:: Instruction ::
Reproduce the records below line for line, with no changes.

(Region and label listings)
—————

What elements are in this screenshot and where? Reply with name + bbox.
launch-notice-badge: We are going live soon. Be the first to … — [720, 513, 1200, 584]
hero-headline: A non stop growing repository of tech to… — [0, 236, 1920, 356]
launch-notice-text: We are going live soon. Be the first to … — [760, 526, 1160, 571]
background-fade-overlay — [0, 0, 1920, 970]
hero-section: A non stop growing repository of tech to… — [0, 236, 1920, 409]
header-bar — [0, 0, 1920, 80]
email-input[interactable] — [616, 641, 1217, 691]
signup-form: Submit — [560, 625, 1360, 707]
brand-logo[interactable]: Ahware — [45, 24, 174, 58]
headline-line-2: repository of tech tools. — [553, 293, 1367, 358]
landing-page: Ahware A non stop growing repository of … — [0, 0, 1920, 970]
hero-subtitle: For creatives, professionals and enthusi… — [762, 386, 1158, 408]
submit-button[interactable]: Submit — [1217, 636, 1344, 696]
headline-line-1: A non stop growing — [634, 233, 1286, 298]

—————

:: Response ::
What elements are in this screenshot and where? Reply with name + bbox.
launch-notice-badge: We are going live soon. Be the first to … — [720, 513, 1200, 584]
hero-headline: A non stop growing repository of tech to… — [0, 236, 1920, 356]
launch-notice-text: We are going live soon. Be the first to … — [760, 526, 1160, 571]
background-fade-overlay — [0, 0, 1920, 970]
hero-section: A non stop growing repository of tech to… — [0, 236, 1920, 409]
header-bar — [0, 0, 1920, 80]
email-input[interactable] — [616, 641, 1217, 691]
signup-form: Submit — [560, 625, 1360, 707]
brand-logo[interactable]: Ahware — [45, 24, 174, 58]
headline-line-2: repository of tech tools. — [553, 293, 1367, 358]
landing-page: Ahware A non stop growing repository of … — [0, 0, 1920, 970]
hero-subtitle: For creatives, professionals and enthusi… — [762, 386, 1158, 408]
submit-button[interactable]: Submit — [1217, 636, 1344, 696]
headline-line-1: A non stop growing — [634, 233, 1286, 298]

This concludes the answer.